* **Work required**: Locate the string "اسناد" in the records below. Copy every line where it occurs.

**** Exercise material

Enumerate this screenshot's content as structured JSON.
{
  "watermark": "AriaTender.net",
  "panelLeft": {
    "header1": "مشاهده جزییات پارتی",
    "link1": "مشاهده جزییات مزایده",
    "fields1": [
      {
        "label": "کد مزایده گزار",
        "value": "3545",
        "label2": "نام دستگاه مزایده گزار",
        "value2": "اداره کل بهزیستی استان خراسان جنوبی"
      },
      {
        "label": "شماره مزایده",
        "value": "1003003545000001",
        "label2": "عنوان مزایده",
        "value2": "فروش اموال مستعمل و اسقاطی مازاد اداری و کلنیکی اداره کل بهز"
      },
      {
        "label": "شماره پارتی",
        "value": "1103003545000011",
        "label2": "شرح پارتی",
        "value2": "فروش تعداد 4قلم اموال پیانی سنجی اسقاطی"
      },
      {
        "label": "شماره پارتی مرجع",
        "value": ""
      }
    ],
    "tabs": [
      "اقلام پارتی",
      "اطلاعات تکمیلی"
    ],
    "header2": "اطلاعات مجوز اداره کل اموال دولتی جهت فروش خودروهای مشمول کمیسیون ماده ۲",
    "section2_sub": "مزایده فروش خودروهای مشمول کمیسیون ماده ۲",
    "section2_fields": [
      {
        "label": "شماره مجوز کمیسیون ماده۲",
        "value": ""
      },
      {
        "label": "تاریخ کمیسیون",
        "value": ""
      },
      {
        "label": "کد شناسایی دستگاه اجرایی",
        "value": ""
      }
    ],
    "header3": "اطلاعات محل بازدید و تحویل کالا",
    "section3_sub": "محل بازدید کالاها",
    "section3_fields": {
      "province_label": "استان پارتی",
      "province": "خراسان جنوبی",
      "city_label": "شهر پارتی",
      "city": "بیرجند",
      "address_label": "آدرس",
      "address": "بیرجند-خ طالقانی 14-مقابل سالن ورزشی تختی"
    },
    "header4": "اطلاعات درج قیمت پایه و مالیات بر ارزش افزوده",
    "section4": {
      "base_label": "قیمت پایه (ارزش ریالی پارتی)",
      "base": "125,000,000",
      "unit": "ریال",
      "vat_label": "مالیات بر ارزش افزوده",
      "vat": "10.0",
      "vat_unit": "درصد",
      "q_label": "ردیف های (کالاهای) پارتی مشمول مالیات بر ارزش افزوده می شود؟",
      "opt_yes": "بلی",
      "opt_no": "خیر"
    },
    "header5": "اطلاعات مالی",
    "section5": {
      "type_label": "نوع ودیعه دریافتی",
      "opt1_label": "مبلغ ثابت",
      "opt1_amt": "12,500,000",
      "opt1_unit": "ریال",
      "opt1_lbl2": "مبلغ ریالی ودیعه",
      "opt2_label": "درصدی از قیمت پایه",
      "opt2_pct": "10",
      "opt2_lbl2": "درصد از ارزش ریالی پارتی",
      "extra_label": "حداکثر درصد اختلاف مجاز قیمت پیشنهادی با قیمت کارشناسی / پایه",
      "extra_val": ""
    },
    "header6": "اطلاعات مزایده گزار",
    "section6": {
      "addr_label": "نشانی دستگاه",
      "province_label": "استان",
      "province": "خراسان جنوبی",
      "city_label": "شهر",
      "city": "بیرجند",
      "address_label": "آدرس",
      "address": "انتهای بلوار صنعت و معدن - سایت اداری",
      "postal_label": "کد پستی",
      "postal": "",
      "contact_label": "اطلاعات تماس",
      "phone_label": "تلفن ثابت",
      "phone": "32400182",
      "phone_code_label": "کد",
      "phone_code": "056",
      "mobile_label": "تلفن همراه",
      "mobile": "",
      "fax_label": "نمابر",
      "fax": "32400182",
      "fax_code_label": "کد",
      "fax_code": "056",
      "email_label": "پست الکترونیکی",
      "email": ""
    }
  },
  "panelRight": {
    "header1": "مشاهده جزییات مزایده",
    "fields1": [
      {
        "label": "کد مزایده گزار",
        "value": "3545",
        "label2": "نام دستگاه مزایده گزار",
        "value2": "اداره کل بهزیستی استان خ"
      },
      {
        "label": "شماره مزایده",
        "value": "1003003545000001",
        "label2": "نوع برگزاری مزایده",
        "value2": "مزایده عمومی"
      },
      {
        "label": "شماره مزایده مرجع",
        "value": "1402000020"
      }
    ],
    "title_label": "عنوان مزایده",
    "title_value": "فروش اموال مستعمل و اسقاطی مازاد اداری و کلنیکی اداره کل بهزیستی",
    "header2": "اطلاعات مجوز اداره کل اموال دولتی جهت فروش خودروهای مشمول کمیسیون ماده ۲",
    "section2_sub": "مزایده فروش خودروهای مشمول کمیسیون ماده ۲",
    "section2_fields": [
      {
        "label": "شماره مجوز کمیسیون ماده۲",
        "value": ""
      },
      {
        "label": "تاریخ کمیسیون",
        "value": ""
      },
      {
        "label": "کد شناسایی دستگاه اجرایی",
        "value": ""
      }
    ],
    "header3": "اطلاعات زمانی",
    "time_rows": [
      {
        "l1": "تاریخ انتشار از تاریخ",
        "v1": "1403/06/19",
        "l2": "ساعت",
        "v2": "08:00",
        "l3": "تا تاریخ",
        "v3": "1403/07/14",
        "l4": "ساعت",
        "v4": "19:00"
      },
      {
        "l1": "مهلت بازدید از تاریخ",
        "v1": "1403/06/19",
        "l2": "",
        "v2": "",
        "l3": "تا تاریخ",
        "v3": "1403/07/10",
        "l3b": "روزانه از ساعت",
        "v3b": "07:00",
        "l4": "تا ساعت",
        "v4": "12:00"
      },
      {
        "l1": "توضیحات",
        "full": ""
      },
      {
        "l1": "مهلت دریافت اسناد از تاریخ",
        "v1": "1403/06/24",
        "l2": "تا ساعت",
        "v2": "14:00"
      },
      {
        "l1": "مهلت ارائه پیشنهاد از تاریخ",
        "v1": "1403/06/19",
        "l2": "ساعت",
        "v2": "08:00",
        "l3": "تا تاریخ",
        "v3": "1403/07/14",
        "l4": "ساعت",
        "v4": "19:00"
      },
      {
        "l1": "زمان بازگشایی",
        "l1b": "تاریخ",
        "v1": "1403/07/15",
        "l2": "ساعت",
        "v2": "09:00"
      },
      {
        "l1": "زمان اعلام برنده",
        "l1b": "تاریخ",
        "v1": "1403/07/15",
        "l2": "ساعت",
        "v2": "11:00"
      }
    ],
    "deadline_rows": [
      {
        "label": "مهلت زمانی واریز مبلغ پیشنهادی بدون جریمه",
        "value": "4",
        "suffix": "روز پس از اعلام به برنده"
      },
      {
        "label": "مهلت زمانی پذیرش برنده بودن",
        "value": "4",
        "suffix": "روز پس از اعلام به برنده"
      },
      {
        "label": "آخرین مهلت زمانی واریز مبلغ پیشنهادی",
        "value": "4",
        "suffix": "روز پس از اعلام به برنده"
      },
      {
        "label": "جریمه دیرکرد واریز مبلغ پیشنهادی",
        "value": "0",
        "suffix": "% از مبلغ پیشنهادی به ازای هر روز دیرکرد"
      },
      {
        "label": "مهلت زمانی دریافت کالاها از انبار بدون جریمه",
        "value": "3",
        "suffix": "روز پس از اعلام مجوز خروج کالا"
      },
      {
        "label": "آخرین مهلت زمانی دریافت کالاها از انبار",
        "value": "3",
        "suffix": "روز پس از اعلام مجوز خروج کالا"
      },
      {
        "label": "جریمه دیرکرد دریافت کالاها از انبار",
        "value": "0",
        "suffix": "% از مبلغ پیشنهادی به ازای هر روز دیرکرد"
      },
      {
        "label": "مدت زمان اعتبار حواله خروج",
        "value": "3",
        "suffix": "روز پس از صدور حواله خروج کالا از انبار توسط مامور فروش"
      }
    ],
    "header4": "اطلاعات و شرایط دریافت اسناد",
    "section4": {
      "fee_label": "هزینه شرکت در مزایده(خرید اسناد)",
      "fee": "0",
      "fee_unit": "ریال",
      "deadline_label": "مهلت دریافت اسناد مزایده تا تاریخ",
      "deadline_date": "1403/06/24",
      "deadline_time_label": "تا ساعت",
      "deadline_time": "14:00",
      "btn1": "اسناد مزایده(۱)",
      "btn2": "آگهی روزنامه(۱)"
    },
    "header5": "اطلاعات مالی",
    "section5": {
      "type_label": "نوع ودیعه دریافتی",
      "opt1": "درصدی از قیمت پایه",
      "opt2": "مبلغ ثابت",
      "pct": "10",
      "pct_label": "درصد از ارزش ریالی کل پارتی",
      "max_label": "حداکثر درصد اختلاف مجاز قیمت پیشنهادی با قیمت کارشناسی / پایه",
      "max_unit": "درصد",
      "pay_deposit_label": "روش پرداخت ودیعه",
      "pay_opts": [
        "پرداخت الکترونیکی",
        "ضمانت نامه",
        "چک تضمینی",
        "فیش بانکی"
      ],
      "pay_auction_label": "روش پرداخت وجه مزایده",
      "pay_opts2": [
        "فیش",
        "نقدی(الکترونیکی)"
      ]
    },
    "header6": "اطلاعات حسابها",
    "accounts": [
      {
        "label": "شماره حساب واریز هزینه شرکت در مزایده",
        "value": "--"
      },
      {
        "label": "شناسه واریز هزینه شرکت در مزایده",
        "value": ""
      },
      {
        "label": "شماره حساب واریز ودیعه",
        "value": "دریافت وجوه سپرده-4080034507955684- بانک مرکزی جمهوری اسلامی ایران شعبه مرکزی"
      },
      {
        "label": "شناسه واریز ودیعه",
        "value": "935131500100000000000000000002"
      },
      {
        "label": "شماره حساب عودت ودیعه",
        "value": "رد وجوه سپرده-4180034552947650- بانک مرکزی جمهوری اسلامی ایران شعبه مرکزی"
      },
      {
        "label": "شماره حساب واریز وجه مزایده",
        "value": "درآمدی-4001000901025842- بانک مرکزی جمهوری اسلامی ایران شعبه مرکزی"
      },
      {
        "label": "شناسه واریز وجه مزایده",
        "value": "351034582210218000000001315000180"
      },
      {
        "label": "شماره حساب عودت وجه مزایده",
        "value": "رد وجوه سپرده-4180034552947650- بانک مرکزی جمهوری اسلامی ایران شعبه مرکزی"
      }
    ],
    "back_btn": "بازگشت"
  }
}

********

* **Task output**:
        "l1": "مهلت دریافت اسناد از تاریخ",
    "header4": "اطلاعات و شرایط دریافت اسناد",
      "fee_label": "هزینه شرکت در مزایده(خرید اسناد)",
      "deadline_label": "مهلت دریافت اسناد مزایده تا تاریخ",
      "btn1": "اسناد مزایده(۱)",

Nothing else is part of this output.